_What you will do_: Write out all of the records precisely. Skip anything that is a picture.

※

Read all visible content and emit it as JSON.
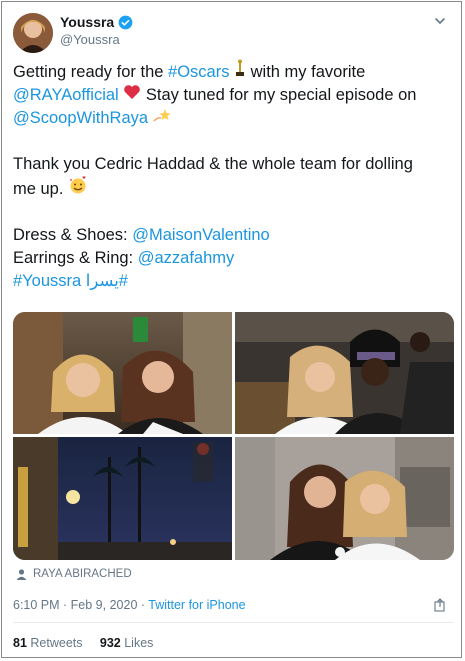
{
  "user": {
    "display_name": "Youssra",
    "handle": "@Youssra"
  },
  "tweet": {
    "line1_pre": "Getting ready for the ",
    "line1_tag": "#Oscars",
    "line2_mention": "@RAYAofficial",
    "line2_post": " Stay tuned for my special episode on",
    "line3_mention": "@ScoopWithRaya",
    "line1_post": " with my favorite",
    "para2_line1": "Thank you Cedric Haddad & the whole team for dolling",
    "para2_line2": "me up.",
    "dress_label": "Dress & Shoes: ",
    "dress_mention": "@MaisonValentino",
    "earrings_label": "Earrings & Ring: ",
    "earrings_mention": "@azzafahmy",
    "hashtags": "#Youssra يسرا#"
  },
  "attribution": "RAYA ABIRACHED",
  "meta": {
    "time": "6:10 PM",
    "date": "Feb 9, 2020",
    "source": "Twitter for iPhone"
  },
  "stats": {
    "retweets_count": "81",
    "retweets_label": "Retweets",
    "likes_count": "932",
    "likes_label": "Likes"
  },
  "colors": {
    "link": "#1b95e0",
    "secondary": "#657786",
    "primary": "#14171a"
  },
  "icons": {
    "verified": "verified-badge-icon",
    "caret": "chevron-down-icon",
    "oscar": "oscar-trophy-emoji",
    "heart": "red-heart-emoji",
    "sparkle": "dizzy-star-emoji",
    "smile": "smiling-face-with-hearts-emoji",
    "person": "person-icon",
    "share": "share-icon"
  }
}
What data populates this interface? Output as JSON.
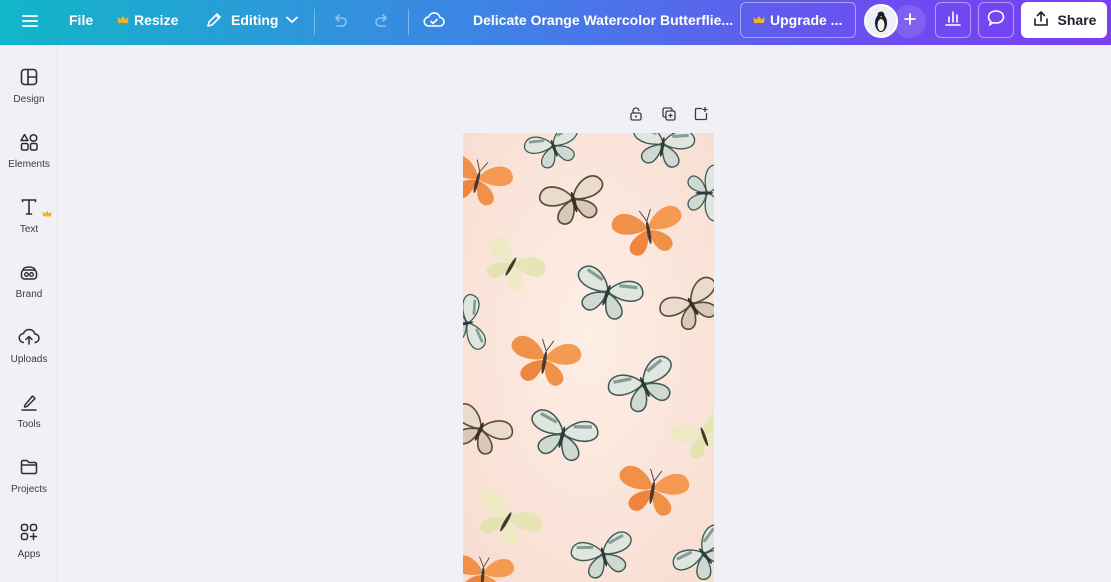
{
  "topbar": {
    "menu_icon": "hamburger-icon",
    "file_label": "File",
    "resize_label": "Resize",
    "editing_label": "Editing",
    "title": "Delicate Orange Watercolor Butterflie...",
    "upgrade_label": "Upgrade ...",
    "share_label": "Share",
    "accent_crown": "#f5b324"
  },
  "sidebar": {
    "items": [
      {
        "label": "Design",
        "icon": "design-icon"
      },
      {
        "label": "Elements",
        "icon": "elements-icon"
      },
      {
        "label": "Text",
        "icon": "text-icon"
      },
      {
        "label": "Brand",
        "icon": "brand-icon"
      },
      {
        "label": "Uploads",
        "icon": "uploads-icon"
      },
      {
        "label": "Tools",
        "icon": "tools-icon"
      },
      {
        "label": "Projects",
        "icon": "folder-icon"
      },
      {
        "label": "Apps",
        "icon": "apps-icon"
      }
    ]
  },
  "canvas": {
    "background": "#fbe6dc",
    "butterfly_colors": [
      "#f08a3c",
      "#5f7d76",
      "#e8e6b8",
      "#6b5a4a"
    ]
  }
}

※

_Correct result_:
Read all visible content and emit it as JSON.
{
  "user": {
    "display_name": "Youssra",
    "handle": "@Youssra"
  },
  "tweet": {
    "line1_pre": "Getting ready for the ",
    "line1_tag": "#Oscars",
    "line2_mention": "@RAYAofficial",
    "line2_post": " Stay tuned for my special episode on",
    "line3_mention": "@ScoopWithRaya",
    "line1_post": " with my favorite",
    "para2_line1": "Thank you Cedric Haddad & the whole team for dolling",
    "para2_line2": "me up.",
    "dress_label": "Dress & Shoes: ",
    "dress_mention": "@MaisonValentino",
    "earrings_label": "Earrings & Ring: ",
    "earrings_mention": "@azzafahmy",
    "hashtags": "#Youssra يسرا#"
  },
  "attribution": "RAYA ABIRACHED",
  "meta": {
    "time": "6:10 PM",
    "date": "Feb 9, 2020",
    "source": "Twitter for iPhone"
  },
  "stats": {
    "retweets_count": "81",
    "retweets_label": "Retweets",
    "likes_count": "932",
    "likes_label": "Likes"
  },
  "colors": {
    "link": "#1b95e0",
    "secondary": "#657786",
    "primary": "#14171a"
  },
  "icons": {
    "verified": "verified-badge-icon",
    "caret": "chevron-down-icon",
    "oscar": "oscar-trophy-emoji",
    "heart": "red-heart-emoji",
    "sparkle": "dizzy-star-emoji",
    "smile": "smiling-face-with-hearts-emoji",
    "person": "person-icon",
    "share": "share-icon"
  }
}
What data populates this interface? Output as JSON.
{
  "topbar": {
    "menu_icon": "hamburger-icon",
    "file_label": "File",
    "resize_label": "Resize",
    "editing_label": "Editing",
    "title": "Delicate Orange Watercolor Butterflie...",
    "upgrade_label": "Upgrade ...",
    "share_label": "Share",
    "accent_crown": "#f5b324"
  },
  "sidebar": {
    "items": [
      {
        "label": "Design",
        "icon": "design-icon"
      },
      {
        "label": "Elements",
        "icon": "elements-icon"
      },
      {
        "label": "Text",
        "icon": "text-icon"
      },
      {
        "label": "Brand",
        "icon": "brand-icon"
      },
      {
        "label": "Uploads",
        "icon": "uploads-icon"
      },
      {
        "label": "Tools",
        "icon": "tools-icon"
      },
      {
        "label": "Projects",
        "icon": "folder-icon"
      },
      {
        "label": "Apps",
        "icon": "apps-icon"
      }
    ]
  },
  "canvas": {
    "background": "#fbe6dc",
    "butterfly_colors": [
      "#f08a3c",
      "#5f7d76",
      "#e8e6b8",
      "#6b5a4a"
    ]
  }
}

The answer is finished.